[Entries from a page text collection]
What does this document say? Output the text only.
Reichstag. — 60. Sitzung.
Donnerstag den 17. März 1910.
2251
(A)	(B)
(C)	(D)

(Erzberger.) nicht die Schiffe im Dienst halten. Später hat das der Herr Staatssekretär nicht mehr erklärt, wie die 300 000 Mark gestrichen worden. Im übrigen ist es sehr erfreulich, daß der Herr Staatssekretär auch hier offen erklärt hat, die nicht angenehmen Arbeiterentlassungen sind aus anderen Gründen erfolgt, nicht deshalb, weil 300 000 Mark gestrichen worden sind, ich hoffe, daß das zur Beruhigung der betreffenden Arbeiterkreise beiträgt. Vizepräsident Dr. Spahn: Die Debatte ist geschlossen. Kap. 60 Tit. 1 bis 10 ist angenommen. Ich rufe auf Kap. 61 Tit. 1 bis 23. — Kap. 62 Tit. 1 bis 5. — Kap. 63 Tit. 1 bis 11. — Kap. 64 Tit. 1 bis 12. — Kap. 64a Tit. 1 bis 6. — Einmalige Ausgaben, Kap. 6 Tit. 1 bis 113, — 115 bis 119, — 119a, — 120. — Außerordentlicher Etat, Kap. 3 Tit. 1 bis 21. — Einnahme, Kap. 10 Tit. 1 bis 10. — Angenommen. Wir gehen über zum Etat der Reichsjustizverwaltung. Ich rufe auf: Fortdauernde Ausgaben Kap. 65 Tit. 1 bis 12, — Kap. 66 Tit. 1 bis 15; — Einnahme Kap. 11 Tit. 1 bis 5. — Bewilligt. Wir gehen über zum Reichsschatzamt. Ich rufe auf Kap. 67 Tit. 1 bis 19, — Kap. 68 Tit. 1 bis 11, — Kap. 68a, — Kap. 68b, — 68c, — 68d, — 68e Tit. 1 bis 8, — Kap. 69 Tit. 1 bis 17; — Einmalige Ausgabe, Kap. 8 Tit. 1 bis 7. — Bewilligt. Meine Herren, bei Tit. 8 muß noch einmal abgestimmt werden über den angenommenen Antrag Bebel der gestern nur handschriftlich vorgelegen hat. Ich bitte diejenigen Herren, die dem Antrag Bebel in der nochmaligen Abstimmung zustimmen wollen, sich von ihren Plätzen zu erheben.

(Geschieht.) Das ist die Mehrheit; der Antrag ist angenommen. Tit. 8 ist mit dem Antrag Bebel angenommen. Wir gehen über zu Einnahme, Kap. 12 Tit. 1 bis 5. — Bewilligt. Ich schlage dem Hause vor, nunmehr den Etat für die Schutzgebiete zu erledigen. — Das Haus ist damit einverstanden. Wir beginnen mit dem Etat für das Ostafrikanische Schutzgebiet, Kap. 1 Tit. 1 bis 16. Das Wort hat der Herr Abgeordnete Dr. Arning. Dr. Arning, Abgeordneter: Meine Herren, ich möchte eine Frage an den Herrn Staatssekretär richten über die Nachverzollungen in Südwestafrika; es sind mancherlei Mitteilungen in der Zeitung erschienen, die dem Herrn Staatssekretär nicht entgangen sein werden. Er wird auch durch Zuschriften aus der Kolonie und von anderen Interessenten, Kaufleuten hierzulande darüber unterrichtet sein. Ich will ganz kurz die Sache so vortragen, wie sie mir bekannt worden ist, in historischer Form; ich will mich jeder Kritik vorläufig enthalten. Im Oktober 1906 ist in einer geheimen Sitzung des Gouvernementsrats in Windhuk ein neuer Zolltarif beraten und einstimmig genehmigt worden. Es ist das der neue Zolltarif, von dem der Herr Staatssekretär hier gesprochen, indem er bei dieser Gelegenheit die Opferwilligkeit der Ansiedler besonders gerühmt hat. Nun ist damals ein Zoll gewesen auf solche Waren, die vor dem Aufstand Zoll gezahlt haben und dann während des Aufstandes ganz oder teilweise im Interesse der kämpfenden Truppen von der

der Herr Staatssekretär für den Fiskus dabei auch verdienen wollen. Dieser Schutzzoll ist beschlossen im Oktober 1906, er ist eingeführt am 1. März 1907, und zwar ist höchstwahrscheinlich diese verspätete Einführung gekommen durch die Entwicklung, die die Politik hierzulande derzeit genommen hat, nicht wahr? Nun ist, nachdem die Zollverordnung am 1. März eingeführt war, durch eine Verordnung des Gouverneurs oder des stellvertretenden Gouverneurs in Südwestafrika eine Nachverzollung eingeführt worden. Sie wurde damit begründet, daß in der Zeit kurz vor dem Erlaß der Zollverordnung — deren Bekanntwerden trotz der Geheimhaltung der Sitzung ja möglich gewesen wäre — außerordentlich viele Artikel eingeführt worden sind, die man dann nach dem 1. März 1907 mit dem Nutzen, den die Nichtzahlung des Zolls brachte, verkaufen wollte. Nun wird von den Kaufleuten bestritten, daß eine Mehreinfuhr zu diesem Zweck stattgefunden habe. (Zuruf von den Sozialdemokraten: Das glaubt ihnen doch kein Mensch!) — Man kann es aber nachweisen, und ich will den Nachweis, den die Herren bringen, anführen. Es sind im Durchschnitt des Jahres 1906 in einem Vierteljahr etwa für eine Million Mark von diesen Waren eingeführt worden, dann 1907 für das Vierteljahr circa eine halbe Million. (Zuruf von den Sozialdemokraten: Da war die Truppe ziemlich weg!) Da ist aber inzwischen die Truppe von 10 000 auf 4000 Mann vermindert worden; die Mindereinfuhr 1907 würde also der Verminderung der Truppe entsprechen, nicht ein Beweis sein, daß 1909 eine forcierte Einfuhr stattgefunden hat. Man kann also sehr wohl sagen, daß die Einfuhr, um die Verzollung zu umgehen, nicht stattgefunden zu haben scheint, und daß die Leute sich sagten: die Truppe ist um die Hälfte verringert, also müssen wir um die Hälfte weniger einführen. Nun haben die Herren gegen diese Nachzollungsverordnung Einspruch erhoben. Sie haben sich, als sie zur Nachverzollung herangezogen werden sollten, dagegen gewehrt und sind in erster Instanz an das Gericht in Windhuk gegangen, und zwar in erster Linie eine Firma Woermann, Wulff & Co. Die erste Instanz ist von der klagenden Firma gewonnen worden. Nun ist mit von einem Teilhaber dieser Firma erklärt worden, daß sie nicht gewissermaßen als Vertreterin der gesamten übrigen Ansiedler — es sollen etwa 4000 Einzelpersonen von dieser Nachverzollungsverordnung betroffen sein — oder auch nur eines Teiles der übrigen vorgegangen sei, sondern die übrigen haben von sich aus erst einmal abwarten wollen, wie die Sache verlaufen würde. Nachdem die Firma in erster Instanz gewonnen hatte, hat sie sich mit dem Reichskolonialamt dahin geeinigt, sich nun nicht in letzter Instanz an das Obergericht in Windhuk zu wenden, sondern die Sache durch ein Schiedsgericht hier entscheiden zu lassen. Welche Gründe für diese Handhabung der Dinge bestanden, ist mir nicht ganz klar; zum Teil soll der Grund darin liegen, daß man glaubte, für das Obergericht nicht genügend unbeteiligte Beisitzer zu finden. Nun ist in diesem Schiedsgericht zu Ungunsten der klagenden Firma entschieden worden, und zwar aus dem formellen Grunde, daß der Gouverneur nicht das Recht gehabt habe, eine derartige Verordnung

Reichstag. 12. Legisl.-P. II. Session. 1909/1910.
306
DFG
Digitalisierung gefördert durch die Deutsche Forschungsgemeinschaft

Assignment
Once you have read the records above, please copy them out exactly.

Reply
What does this document say? Output the text only.
Reichstag. — 60. Sitzung.
Donnerstag den 17. März 1910.
2251
(A)	(B)
(C)	(D)

(Erzberger.) nicht die Schiffe im Dienst halten. Später hat das der Herr Staatssekretär nicht mehr erklärt, wie die 300 000 Mark gestrichen worden. Im übrigen ist es sehr erfreulich, daß der Herr Staatssekretär auch hier offen erklärt hat, die nicht angenehmen Arbeiterentlassungen sind aus anderen Gründen erfolgt, nicht deshalb, weil 300 000 Mark gestrichen worden sind, ich hoffe, daß das zur Beruhigung der betreffenden Arbeiterkreise beiträgt. Vizepräsident Dr. Spahn: Die Debatte ist geschlossen. Kap. 60 Tit. 1 bis 10 ist angenommen. Ich rufe auf Kap. 61 Tit. 1 bis 23. — Kap. 62 Tit. 1 bis 5. — Kap. 63 Tit. 1 bis 11. — Kap. 64 Tit. 1 bis 12. — Kap. 64a Tit. 1 bis 6. — Einmalige Ausgaben, Kap. 6 Tit. 1 bis 113, — 115 bis 119, — 119a, — 120. — Außerordentlicher Etat, Kap. 3 Tit. 1 bis 21. — Einnahme, Kap. 10 Tit. 1 bis 10. — Angenommen. Wir gehen über zum Etat der Reichsjustizverwaltung. Ich rufe auf: Fortdauernde Ausgaben Kap. 65 Tit. 1 bis 12, — Kap. 66 Tit. 1 bis 15; — Einnahme Kap. 11 Tit. 1 bis 5. — Bewilligt. Wir gehen über zum Reichsschatzamt. Ich rufe auf Kap. 67 Tit. 1 bis 19, — Kap. 68 Tit. 1 bis 11, — Kap. 68a, — Kap. 68b, — 68c, — 68d, — 68e Tit. 1 bis 8, — Kap. 69 Tit. 1 bis 17; — Einmalige Ausgabe, Kap. 8 Tit. 1 bis 7. — Bewilligt. Meine Herren, bei Tit. 8 muß noch einmal abgestimmt werden über den angenommenen Antrag Bebel der gestern nur handschriftlich vorgelegen hat. Ich bitte diejenigen Herren, die dem Antrag Bebel in der nochmaligen Abstimmung zustimmen wollen, sich von ihren Plätzen zu erheben.

(Geschieht.) Das ist die Mehrheit; der Antrag ist angenommen. Tit. 8 ist mit dem Antrag Bebel angenommen. Wir gehen über zu Einnahme, Kap. 12 Tit. 1 bis 5. — Bewilligt. Ich schlage dem Hause vor, nunmehr den Etat für die Schutzgebiete zu erledigen. — Das Haus ist damit einverstanden. Wir beginnen mit dem Etat für das Ostafrikanische Schutzgebiet, Kap. 1 Tit. 1 bis 16. Das Wort hat der Herr Abgeordnete Dr. Arning. Dr. Arning, Abgeordneter: Meine Herren, ich möchte eine Frage an den Herrn Staatssekretär richten über die Nachverzollungen in Südwestafrika; es sind mancherlei Mitteilungen in der Zeitung erschienen, die dem Herrn Staatssekretär nicht entgangen sein werden. Er wird auch durch Zuschriften aus der Kolonie und von anderen Interessenten, Kaufleuten hierzulande darüber unterrichtet sein. Ich will ganz kurz die Sache so vortragen, wie sie mir bekannt worden ist, in historischer Form; ich will mich jeder Kritik vorläufig enthalten. Im Oktober 1906 ist in einer geheimen Sitzung des Gouvernementsrats in Windhuk ein neuer Zolltarif beraten und einstimmig genehmigt worden. Es ist das der neue Zolltarif, von dem der Herr Staatssekretär hier gesprochen, indem er bei dieser Gelegenheit die Opferwilligkeit der Ansiedler besonders gerühmt hat. Nun ist damals ein Zoll gewesen auf solche Waren, die vor dem Aufstand Zoll gezahlt haben und dann während des Aufstandes ganz oder teilweise im Interesse der kämpfenden Truppen von der

der Herr Staatssekretär für den Fiskus dabei auch verdienen wollen. Dieser Schutzzoll ist beschlossen im Oktober 1906, er ist eingeführt am 1. März 1907, und zwar ist höchstwahrscheinlich diese verspätete Einführung gekommen durch die Entwicklung, die die Politik hierzulande derzeit genommen hat, nicht wahr? Nun ist, nachdem die Zollverordnung am 1. März eingeführt war, durch eine Verordnung des Gouverneurs oder des stellvertretenden Gouverneurs in Südwestafrika eine Nachverzollung eingeführt worden. Sie wurde damit begründet, daß in der Zeit kurz vor dem Erlaß der Zollverordnung — deren Bekanntwerden trotz der Geheimhaltung der Sitzung ja möglich gewesen wäre — außerordentlich viele Artikel eingeführt worden sind, die man dann nach dem 1. März 1907 mit dem Nutzen, den die Nichtzahlung des Zolls brachte, verkaufen wollte. Nun wird von den Kaufleuten bestritten, daß eine Mehreinfuhr zu diesem Zweck stattgefunden habe. (Zuruf von den Sozialdemokraten: Das glaubt ihnen doch kein Mensch!) — Man kann es aber nachweisen, und ich will den Nachweis, den die Herren bringen, anführen. Es sind im Durchschnitt des Jahres 1906 in einem Vierteljahr etwa für eine Million Mark von diesen Waren eingeführt worden, dann 1907 für das Vierteljahr circa eine halbe Million. (Zuruf von den Sozialdemokraten: Da war die Truppe ziemlich weg!) Da ist aber inzwischen die Truppe von 10 000 auf 4000 Mann vermindert worden; die Mindereinfuhr 1907 würde also der Verminderung der Truppe entsprechen, nicht ein Beweis sein, daß 1909 eine forcierte Einfuhr stattgefunden hat. Man kann also sehr wohl sagen, daß die Einfuhr, um die Verzollung zu umgehen, nicht stattgefunden zu haben scheint, und daß die Leute sich sagten: die Truppe ist um die Hälfte verringert, also müssen wir um die Hälfte weniger einführen. Nun haben die Herren gegen diese Nachzollungsverordnung Einspruch erhoben. Sie haben sich, als sie zur Nachverzollung herangezogen werden sollten, dagegen gewehrt und sind in erster Instanz an das Gericht in Windhuk gegangen, und zwar in erster Linie eine Firma Woermann, Wulff & Co. Die erste Instanz ist von der klagenden Firma gewonnen worden. Nun ist mit von einem Teilhaber dieser Firma erklärt worden, daß sie nicht gewissermaßen als Vertreterin der gesamten übrigen Ansiedler — es sollen etwa 4000 Einzelpersonen von dieser Nachverzollungsverordnung betroffen sein — oder auch nur eines Teiles der übrigen vorgegangen sei, sondern die übrigen haben von sich aus erst einmal abwarten wollen, wie die Sache verlaufen würde. Nachdem die Firma in erster Instanz gewonnen hatte, hat sie sich mit dem Reichskolonialamt dahin geeinigt, sich nun nicht in letzter Instanz an das Obergericht in Windhuk zu wenden, sondern die Sache durch ein Schiedsgericht hier entscheiden zu lassen. Welche Gründe für diese Handhabung der Dinge bestanden, ist mir nicht ganz klar; zum Teil soll der Grund darin liegen, daß man glaubte, für das Obergericht nicht genügend unbeteiligte Beisitzer zu finden. Nun ist in diesem Schiedsgericht zu Ungunsten der klagenden Firma entschieden worden, und zwar aus dem formellen Grunde, daß der Gouverneur nicht das Recht gehabt habe, eine derartige Verordnung

Reichstag. 12. Legisl.-P. II. Session. 1909/1910.
306
DFG
Digitalisierung gefördert durch die Deutsche Forschungsgemeinschaft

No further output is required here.